--- Material provided ---
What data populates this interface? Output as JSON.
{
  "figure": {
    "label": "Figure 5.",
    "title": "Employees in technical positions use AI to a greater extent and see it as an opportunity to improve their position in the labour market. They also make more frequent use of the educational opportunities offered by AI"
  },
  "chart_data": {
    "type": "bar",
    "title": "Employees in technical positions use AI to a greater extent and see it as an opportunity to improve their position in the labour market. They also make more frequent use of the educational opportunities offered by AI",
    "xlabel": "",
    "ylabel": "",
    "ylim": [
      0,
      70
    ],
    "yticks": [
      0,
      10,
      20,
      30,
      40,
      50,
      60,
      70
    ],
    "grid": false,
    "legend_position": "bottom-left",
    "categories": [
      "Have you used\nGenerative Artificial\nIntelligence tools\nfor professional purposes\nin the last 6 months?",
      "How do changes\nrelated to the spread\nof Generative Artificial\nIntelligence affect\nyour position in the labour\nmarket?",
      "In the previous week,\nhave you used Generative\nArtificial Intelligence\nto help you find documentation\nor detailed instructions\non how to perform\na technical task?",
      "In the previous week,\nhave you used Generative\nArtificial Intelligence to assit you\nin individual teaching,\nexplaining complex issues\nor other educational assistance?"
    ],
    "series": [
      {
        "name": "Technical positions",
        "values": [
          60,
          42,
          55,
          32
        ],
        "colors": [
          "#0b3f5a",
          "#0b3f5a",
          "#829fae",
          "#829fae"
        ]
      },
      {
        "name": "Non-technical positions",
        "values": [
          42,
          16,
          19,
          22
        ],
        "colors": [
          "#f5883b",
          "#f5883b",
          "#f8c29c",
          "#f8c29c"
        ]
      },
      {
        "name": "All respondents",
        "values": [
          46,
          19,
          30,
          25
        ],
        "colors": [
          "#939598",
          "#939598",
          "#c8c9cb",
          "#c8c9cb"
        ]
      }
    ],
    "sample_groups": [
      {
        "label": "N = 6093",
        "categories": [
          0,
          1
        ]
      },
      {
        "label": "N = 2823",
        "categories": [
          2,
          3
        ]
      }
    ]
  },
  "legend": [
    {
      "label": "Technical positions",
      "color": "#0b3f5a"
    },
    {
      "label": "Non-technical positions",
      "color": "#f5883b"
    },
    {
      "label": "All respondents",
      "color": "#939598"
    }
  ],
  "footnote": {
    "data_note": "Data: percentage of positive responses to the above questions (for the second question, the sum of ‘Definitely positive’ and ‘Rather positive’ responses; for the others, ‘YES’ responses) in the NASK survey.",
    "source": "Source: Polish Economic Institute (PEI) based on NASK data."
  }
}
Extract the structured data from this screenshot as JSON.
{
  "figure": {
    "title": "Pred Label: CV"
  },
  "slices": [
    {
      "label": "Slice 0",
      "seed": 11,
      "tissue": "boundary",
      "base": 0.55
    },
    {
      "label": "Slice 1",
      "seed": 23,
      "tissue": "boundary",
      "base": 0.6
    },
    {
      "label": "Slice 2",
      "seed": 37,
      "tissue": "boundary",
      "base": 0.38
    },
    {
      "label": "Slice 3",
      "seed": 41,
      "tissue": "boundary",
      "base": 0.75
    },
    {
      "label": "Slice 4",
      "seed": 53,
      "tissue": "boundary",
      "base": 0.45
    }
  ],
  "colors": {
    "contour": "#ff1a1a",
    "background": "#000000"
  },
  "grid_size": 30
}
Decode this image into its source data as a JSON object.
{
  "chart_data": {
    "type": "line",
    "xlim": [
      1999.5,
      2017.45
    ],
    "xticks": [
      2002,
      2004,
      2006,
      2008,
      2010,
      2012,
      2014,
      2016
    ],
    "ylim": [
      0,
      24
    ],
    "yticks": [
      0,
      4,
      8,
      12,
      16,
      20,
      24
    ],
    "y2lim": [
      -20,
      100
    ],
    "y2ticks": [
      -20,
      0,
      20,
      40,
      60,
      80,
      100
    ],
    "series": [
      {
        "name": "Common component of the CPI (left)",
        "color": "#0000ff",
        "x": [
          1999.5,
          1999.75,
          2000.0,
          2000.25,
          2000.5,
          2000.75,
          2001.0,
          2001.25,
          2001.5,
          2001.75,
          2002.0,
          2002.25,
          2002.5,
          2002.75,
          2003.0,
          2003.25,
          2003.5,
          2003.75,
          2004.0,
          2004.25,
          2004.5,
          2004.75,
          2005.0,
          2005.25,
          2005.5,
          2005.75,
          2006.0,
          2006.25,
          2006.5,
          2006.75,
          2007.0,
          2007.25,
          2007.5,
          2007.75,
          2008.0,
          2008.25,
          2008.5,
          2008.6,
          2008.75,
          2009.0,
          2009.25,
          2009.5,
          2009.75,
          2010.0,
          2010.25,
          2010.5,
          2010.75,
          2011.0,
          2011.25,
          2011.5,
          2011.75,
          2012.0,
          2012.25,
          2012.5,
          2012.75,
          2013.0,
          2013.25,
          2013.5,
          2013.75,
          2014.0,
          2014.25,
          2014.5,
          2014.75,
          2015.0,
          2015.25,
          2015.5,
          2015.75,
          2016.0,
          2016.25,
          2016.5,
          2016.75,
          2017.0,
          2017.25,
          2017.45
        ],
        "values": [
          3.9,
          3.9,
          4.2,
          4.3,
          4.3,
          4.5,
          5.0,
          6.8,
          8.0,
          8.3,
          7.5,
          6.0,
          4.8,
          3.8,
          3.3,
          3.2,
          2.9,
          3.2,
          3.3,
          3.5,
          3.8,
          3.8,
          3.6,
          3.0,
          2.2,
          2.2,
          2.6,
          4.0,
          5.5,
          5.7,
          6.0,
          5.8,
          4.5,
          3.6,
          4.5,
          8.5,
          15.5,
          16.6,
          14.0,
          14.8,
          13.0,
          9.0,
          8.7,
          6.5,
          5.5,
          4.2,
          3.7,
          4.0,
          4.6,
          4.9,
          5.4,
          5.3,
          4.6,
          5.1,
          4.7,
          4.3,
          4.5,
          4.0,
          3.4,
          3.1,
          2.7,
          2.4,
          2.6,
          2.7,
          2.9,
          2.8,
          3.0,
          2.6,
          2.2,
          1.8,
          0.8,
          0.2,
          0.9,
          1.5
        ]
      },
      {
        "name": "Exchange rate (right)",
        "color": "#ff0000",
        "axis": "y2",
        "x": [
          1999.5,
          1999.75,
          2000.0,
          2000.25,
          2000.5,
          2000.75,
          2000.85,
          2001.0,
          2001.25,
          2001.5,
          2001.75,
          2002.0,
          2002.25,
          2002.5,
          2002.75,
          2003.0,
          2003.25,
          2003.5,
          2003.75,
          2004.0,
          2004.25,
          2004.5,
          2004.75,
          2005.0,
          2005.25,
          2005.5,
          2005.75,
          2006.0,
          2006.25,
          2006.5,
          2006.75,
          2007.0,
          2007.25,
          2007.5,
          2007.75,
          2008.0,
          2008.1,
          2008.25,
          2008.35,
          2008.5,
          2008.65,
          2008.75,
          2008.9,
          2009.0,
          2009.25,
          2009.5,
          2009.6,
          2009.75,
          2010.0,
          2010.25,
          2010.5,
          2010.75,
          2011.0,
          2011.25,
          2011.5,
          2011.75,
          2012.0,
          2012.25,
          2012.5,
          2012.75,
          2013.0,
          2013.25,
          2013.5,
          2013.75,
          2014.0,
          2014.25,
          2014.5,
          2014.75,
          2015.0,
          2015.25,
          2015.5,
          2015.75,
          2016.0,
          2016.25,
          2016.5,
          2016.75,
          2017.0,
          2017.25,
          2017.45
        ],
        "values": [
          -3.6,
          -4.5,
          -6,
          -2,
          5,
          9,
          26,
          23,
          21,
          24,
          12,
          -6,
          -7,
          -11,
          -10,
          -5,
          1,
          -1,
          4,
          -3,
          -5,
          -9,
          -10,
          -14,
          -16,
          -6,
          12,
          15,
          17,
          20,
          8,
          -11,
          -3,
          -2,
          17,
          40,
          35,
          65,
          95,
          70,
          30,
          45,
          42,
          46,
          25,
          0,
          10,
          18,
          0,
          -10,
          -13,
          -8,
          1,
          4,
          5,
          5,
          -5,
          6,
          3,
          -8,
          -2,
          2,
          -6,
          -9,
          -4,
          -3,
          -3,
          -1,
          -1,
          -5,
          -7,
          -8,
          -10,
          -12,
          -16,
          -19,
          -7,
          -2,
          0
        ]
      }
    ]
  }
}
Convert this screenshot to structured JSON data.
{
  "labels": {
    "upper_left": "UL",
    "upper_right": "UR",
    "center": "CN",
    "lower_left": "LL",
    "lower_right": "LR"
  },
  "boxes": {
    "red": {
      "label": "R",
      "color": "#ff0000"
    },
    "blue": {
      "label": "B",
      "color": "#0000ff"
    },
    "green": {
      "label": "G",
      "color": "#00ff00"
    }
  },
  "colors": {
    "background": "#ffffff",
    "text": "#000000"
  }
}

--- What to produce ---
Copy out each line of the entries that holds "seed".

--- Reply to the exercise ---
      "seed": 11,
      "seed": 23,
      "seed": 37,
      "seed": 41,
      "seed": 53,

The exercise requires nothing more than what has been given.